◆ REQUIREMENTS
Determine the count of lines holding "username" and give that count alone.

◆ RAW RECORDS
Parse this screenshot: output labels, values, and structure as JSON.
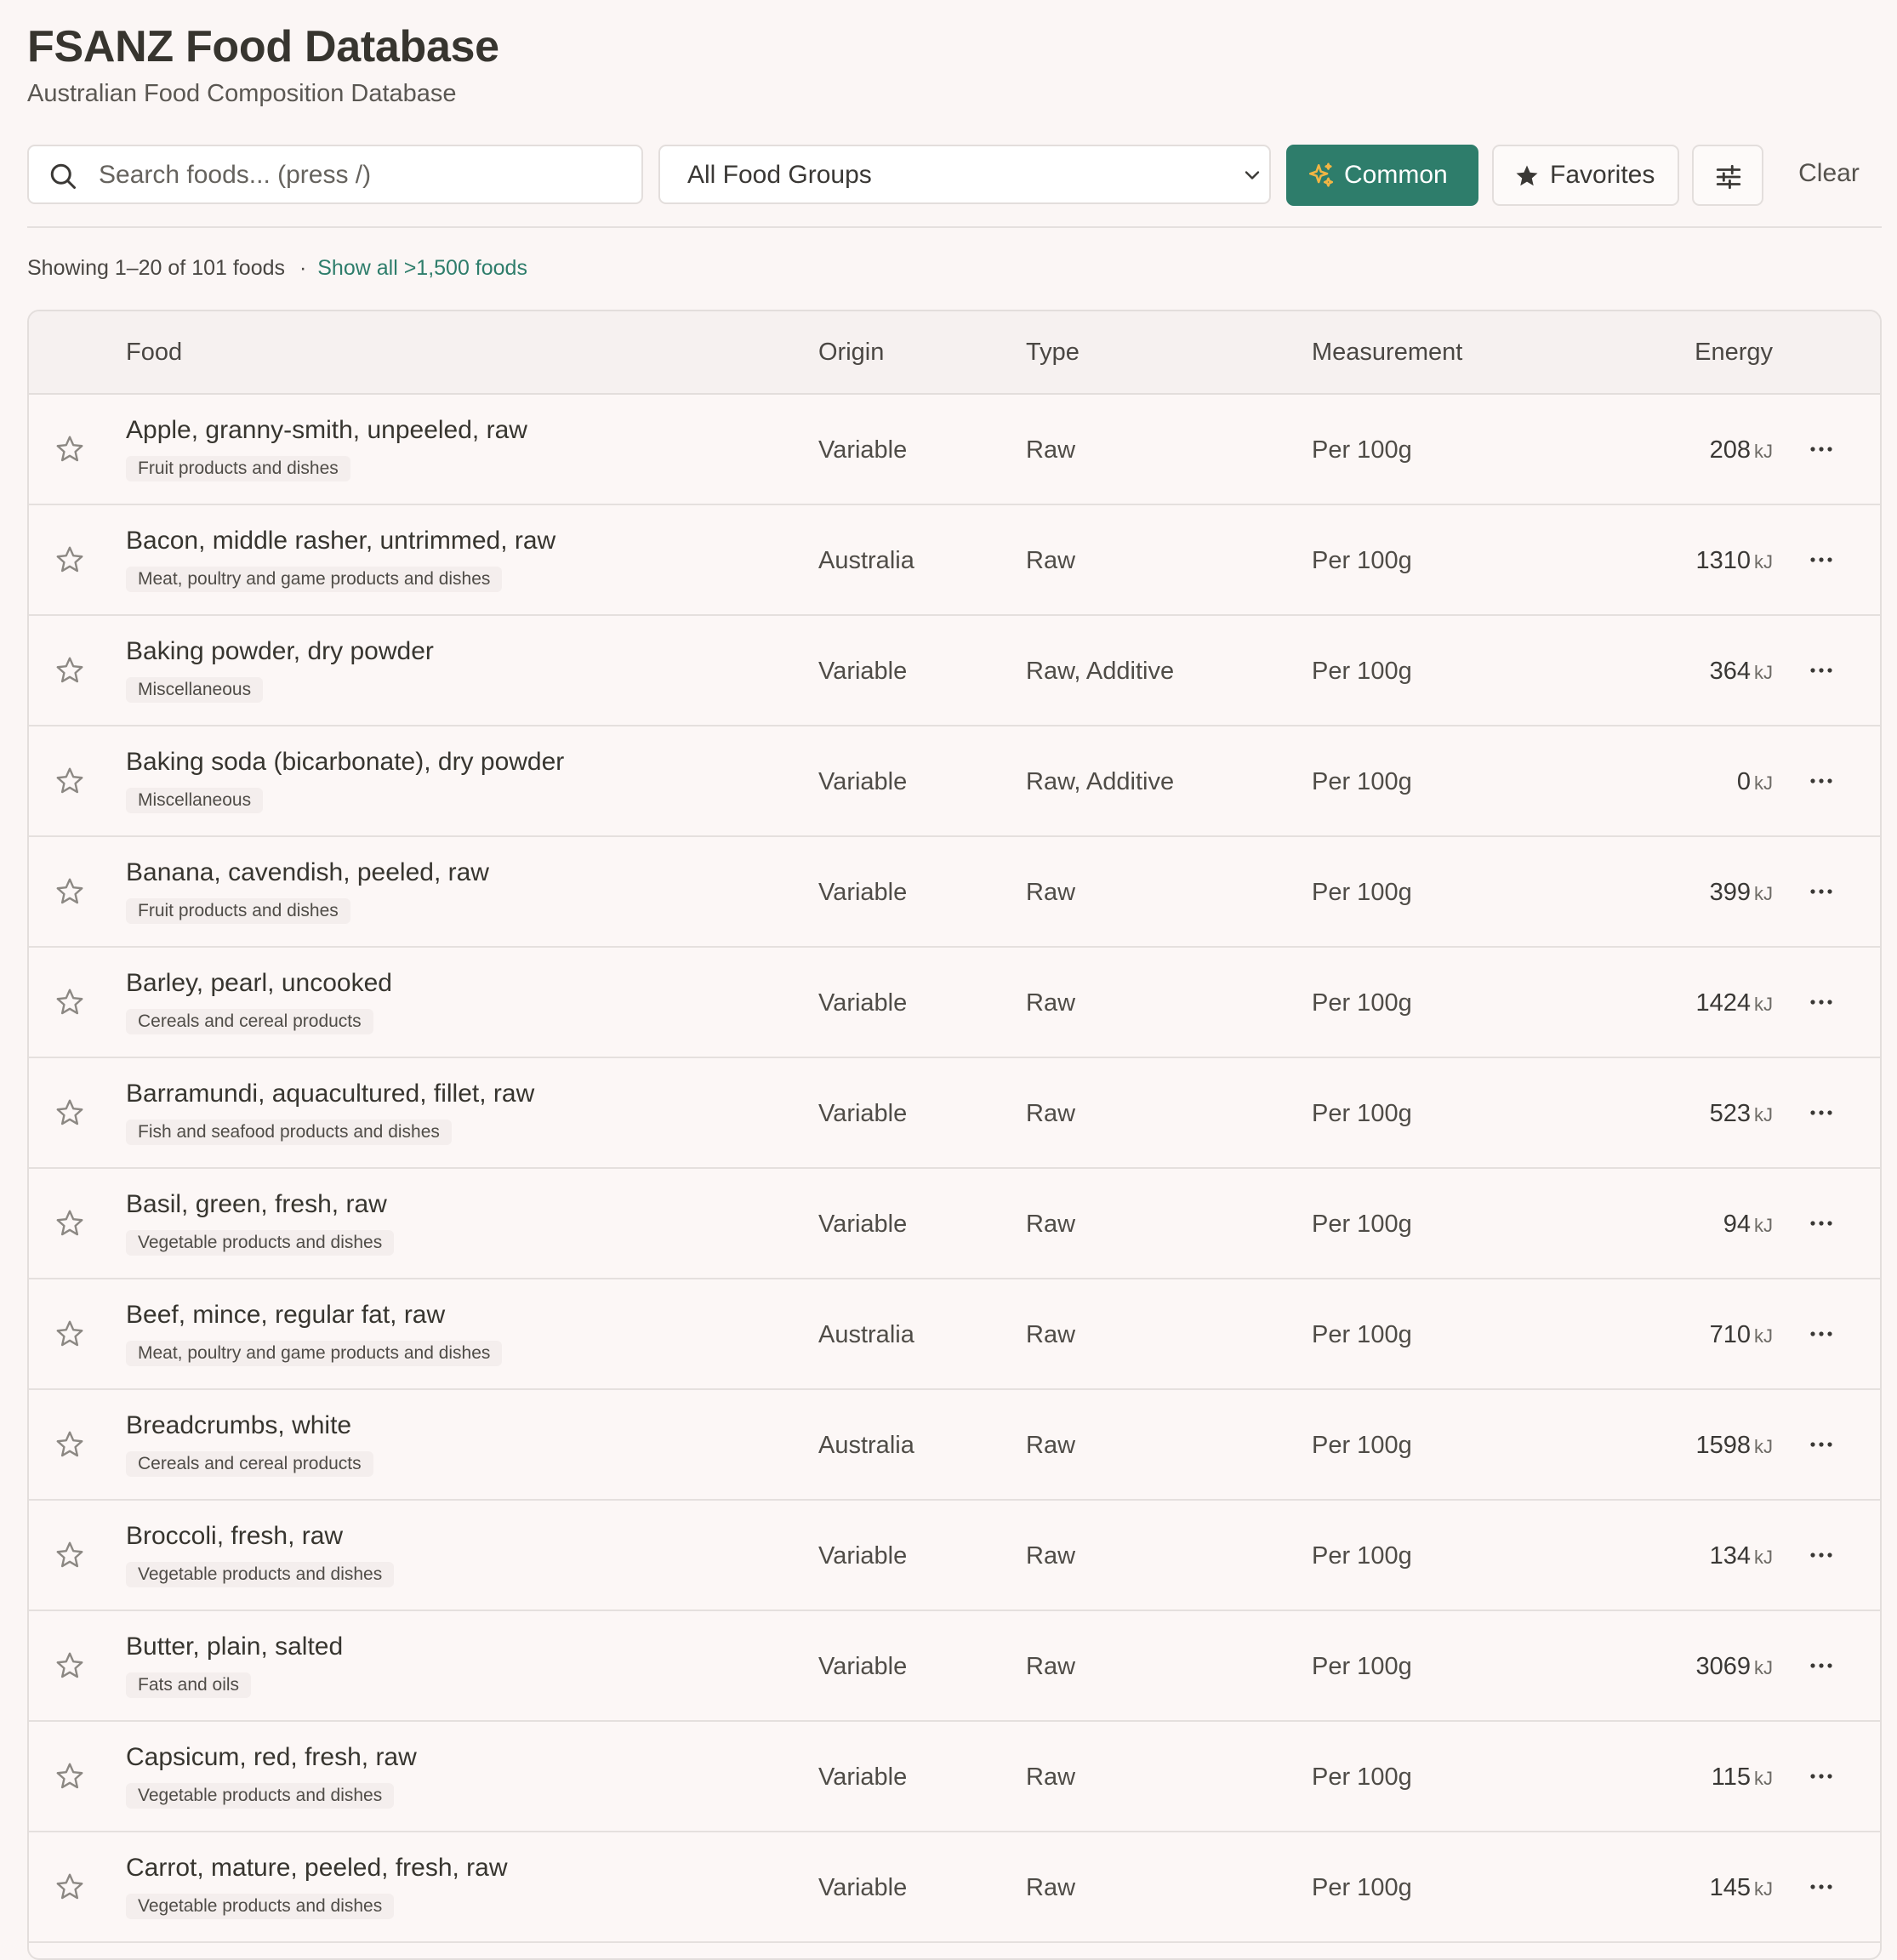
{
  "app": {
    "title": "FSANZ Food Database",
    "subtitle": "Australian Food Composition Database"
  },
  "toolbar": {
    "search_placeholder": "Search foods... (press /)",
    "search_value": "",
    "food_group_selected": "All Food Groups",
    "common_label": "Common",
    "favorites_label": "Favorites",
    "filter_icon": "sliders-icon",
    "clear_label": "Clear"
  },
  "summary": {
    "showing": "Showing 1–20 of 101 foods",
    "separator": "·",
    "show_all_link": "Show all >1,500 foods"
  },
  "colors": {
    "accent": "#2e7d6b",
    "background": "#fbf6f5",
    "sparkle": "#f2b544"
  },
  "table": {
    "headers": {
      "food": "Food",
      "origin": "Origin",
      "type": "Type",
      "measurement": "Measurement",
      "energy": "Energy"
    },
    "energy_unit": "kJ",
    "rows": [
      {
        "name": "Apple, granny-smith, unpeeled, raw",
        "group": "Fruit products and dishes",
        "origin": "Variable",
        "type": "Raw",
        "measurement": "Per 100g",
        "energy": "208"
      },
      {
        "name": "Bacon, middle rasher, untrimmed, raw",
        "group": "Meat, poultry and game products and dishes",
        "origin": "Australia",
        "type": "Raw",
        "measurement": "Per 100g",
        "energy": "1310"
      },
      {
        "name": "Baking powder, dry powder",
        "group": "Miscellaneous",
        "origin": "Variable",
        "type": "Raw, Additive",
        "measurement": "Per 100g",
        "energy": "364"
      },
      {
        "name": "Baking soda (bicarbonate), dry powder",
        "group": "Miscellaneous",
        "origin": "Variable",
        "type": "Raw, Additive",
        "measurement": "Per 100g",
        "energy": "0"
      },
      {
        "name": "Banana, cavendish, peeled, raw",
        "group": "Fruit products and dishes",
        "origin": "Variable",
        "type": "Raw",
        "measurement": "Per 100g",
        "energy": "399"
      },
      {
        "name": "Barley, pearl, uncooked",
        "group": "Cereals and cereal products",
        "origin": "Variable",
        "type": "Raw",
        "measurement": "Per 100g",
        "energy": "1424"
      },
      {
        "name": "Barramundi, aquacultured, fillet, raw",
        "group": "Fish and seafood products and dishes",
        "origin": "Variable",
        "type": "Raw",
        "measurement": "Per 100g",
        "energy": "523"
      },
      {
        "name": "Basil, green, fresh, raw",
        "group": "Vegetable products and dishes",
        "origin": "Variable",
        "type": "Raw",
        "measurement": "Per 100g",
        "energy": "94"
      },
      {
        "name": "Beef, mince, regular fat, raw",
        "group": "Meat, poultry and game products and dishes",
        "origin": "Australia",
        "type": "Raw",
        "measurement": "Per 100g",
        "energy": "710"
      },
      {
        "name": "Breadcrumbs, white",
        "group": "Cereals and cereal products",
        "origin": "Australia",
        "type": "Raw",
        "measurement": "Per 100g",
        "energy": "1598"
      },
      {
        "name": "Broccoli, fresh, raw",
        "group": "Vegetable products and dishes",
        "origin": "Variable",
        "type": "Raw",
        "measurement": "Per 100g",
        "energy": "134"
      },
      {
        "name": "Butter, plain, salted",
        "group": "Fats and oils",
        "origin": "Variable",
        "type": "Raw",
        "measurement": "Per 100g",
        "energy": "3069"
      },
      {
        "name": "Capsicum, red, fresh, raw",
        "group": "Vegetable products and dishes",
        "origin": "Variable",
        "type": "Raw",
        "measurement": "Per 100g",
        "energy": "115"
      },
      {
        "name": "Carrot, mature, peeled, fresh, raw",
        "group": "Vegetable products and dishes",
        "origin": "Variable",
        "type": "Raw",
        "measurement": "Per 100g",
        "energy": "145"
      }
    ]
  }
}
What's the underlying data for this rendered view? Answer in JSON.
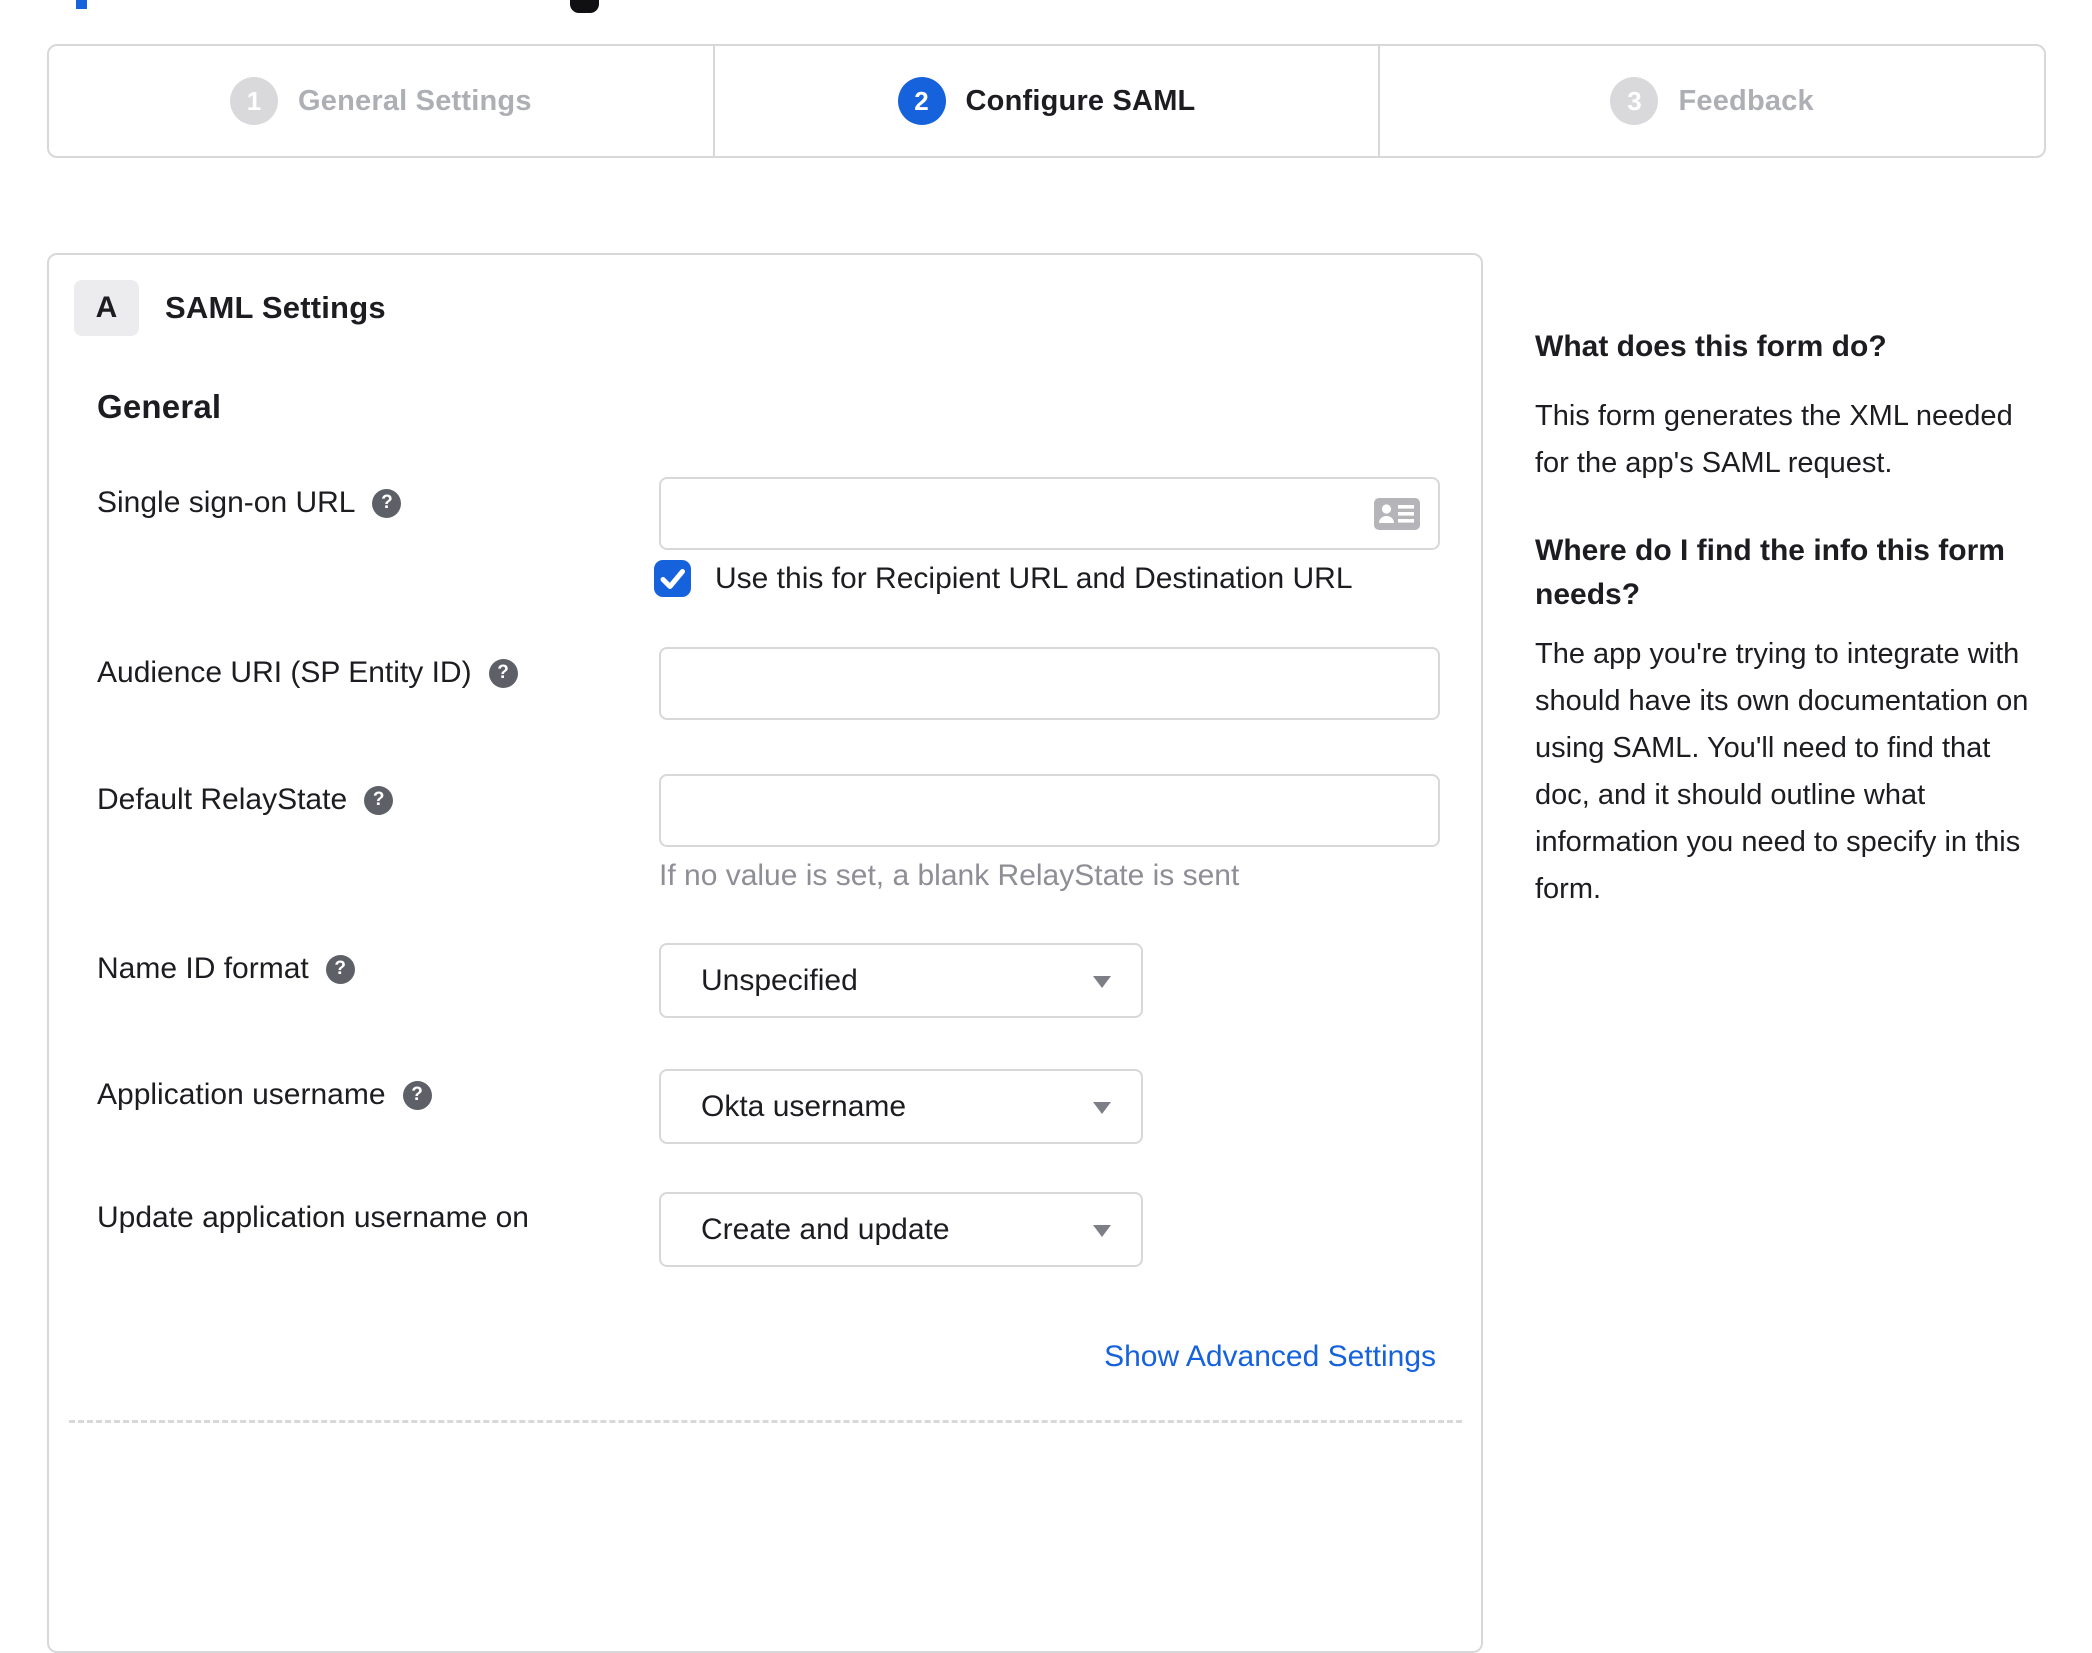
{
  "colors": {
    "accent": "#1662dd",
    "text": "#1d1d21",
    "inactive_step": "#aeafb4",
    "border": "#d8d8da",
    "hint": "#8e8e96",
    "help_icon_bg": "#5d6067",
    "card_icon_gray": "#b4b4b9"
  },
  "stepper": {
    "steps": [
      {
        "number": "1",
        "label": "General Settings",
        "state": "inactive"
      },
      {
        "number": "2",
        "label": "Configure SAML",
        "state": "active"
      },
      {
        "number": "3",
        "label": "Feedback",
        "state": "inactive"
      }
    ]
  },
  "panel": {
    "badge": "A",
    "title": "SAML Settings",
    "section_heading": "General",
    "fields": [
      {
        "label": "Single sign-on URL",
        "has_help": true,
        "type": "text",
        "value": "",
        "trailing_icon": "contact-card-icon",
        "checkbox": {
          "checked": true,
          "label": "Use this for Recipient URL and Destination URL"
        }
      },
      {
        "label": "Audience URI (SP Entity ID)",
        "has_help": true,
        "type": "text",
        "value": ""
      },
      {
        "label": "Default RelayState",
        "has_help": true,
        "type": "text",
        "value": "",
        "hint": "If no value is set, a blank RelayState is sent"
      },
      {
        "label": "Name ID format",
        "has_help": true,
        "type": "select",
        "value": "Unspecified"
      },
      {
        "label": "Application username",
        "has_help": true,
        "type": "select",
        "value": "Okta username"
      },
      {
        "label": "Update application username on",
        "has_help": false,
        "type": "select",
        "value": "Create and update"
      }
    ],
    "advanced_link": "Show Advanced Settings"
  },
  "sidebar": {
    "heading1": "What does this form do?",
    "para1": "This form generates the XML needed for the app's SAML request.",
    "heading2": "Where do I find the info this form needs?",
    "para2": "The app you're trying to integrate with should have its own documentation on using SAML. You'll need to find that doc, and it should outline what information you need to specify in this form."
  }
}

◆ SOLUTION TO THE EXERCISE
3